> _Given request_
Your task is to repeat the entries underneath exactly, minus the pictures.

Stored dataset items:
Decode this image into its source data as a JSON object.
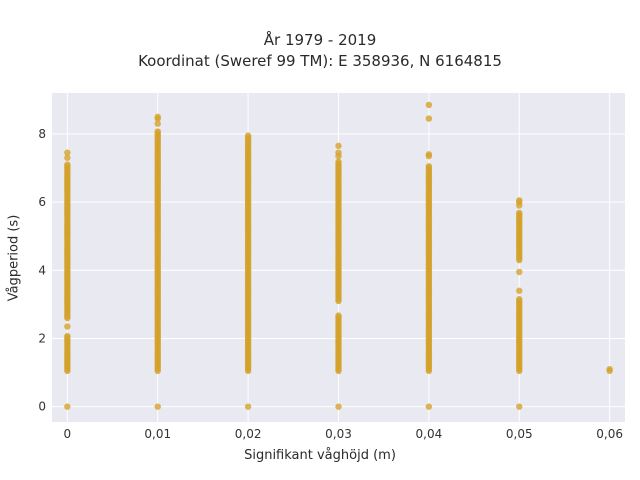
{
  "chart_data": {
    "type": "scatter",
    "title": "År 1979 - 2019",
    "subtitle": "Koordinat (Sweref 99 TM): E 358936, N 6164815",
    "xlabel": "Signifikant våghöjd (m)",
    "ylabel": "Vågperiod (s)",
    "xlim": [
      -0.0017,
      0.0617
    ],
    "ylim": [
      -0.45,
      9.2
    ],
    "x_ticks": [
      0,
      0.01,
      0.02,
      0.03,
      0.04,
      0.05,
      0.06
    ],
    "x_tick_labels": [
      "0",
      "0,01",
      "0,02",
      "0,03",
      "0,04",
      "0,05",
      "0,06"
    ],
    "y_ticks": [
      0,
      2,
      4,
      6,
      8
    ],
    "y_tick_labels": [
      "0",
      "2",
      "4",
      "6",
      "8"
    ],
    "grid": true,
    "legend": "none",
    "marker_color": "#D4A22B",
    "background_color": "#E9E9F1",
    "series": [
      {
        "columns": [
          {
            "x": 0.0,
            "bands": [
              [
                1.05,
                2.1
              ],
              [
                2.6,
                7.1
              ]
            ],
            "points": [
              0,
              2.35,
              7.3,
              7.45
            ]
          },
          {
            "x": 0.01,
            "bands": [
              [
                1.05,
                8.1
              ]
            ],
            "points": [
              0,
              8.3,
              8.45,
              8.5
            ]
          },
          {
            "x": 0.02,
            "bands": [
              [
                1.05,
                7.9
              ]
            ],
            "points": [
              0,
              7.95
            ]
          },
          {
            "x": 0.03,
            "bands": [
              [
                1.05,
                2.7
              ],
              [
                3.1,
                7.2
              ]
            ],
            "points": [
              0,
              7.35,
              7.45,
              7.65
            ]
          },
          {
            "x": 0.04,
            "bands": [
              [
                1.05,
                7.1
              ]
            ],
            "points": [
              0,
              7.35,
              7.4,
              8.45,
              8.85
            ]
          },
          {
            "x": 0.05,
            "bands": [
              [
                1.05,
                3.2
              ],
              [
                4.3,
                5.7
              ]
            ],
            "points": [
              0,
              3.4,
              3.95,
              5.9,
              6.0,
              6.05
            ]
          },
          {
            "x": 0.06,
            "bands": [],
            "points": [
              1.05,
              1.1
            ]
          }
        ]
      }
    ]
  }
}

> _Reply_
Decode this image into its source data as a JSON object.
{
  "chart_data": {
    "type": "scatter",
    "title": "År 1979 - 2019",
    "subtitle": "Koordinat (Sweref 99 TM): E 358936, N 6164815",
    "xlabel": "Signifikant våghöjd (m)",
    "ylabel": "Vågperiod (s)",
    "xlim": [
      -0.0017,
      0.0617
    ],
    "ylim": [
      -0.45,
      9.2
    ],
    "x_ticks": [
      0,
      0.01,
      0.02,
      0.03,
      0.04,
      0.05,
      0.06
    ],
    "x_tick_labels": [
      "0",
      "0,01",
      "0,02",
      "0,03",
      "0,04",
      "0,05",
      "0,06"
    ],
    "y_ticks": [
      0,
      2,
      4,
      6,
      8
    ],
    "y_tick_labels": [
      "0",
      "2",
      "4",
      "6",
      "8"
    ],
    "grid": true,
    "legend": "none",
    "marker_color": "#D4A22B",
    "background_color": "#E9E9F1",
    "series": [
      {
        "columns": [
          {
            "x": 0.0,
            "bands": [
              [
                1.05,
                2.1
              ],
              [
                2.6,
                7.1
              ]
            ],
            "points": [
              0,
              2.35,
              7.3,
              7.45
            ]
          },
          {
            "x": 0.01,
            "bands": [
              [
                1.05,
                8.1
              ]
            ],
            "points": [
              0,
              8.3,
              8.45,
              8.5
            ]
          },
          {
            "x": 0.02,
            "bands": [
              [
                1.05,
                7.9
              ]
            ],
            "points": [
              0,
              7.95
            ]
          },
          {
            "x": 0.03,
            "bands": [
              [
                1.05,
                2.7
              ],
              [
                3.1,
                7.2
              ]
            ],
            "points": [
              0,
              7.35,
              7.45,
              7.65
            ]
          },
          {
            "x": 0.04,
            "bands": [
              [
                1.05,
                7.1
              ]
            ],
            "points": [
              0,
              7.35,
              7.4,
              8.45,
              8.85
            ]
          },
          {
            "x": 0.05,
            "bands": [
              [
                1.05,
                3.2
              ],
              [
                4.3,
                5.7
              ]
            ],
            "points": [
              0,
              3.4,
              3.95,
              5.9,
              6.0,
              6.05
            ]
          },
          {
            "x": 0.06,
            "bands": [],
            "points": [
              1.05,
              1.1
            ]
          }
        ]
      }
    ]
  }
}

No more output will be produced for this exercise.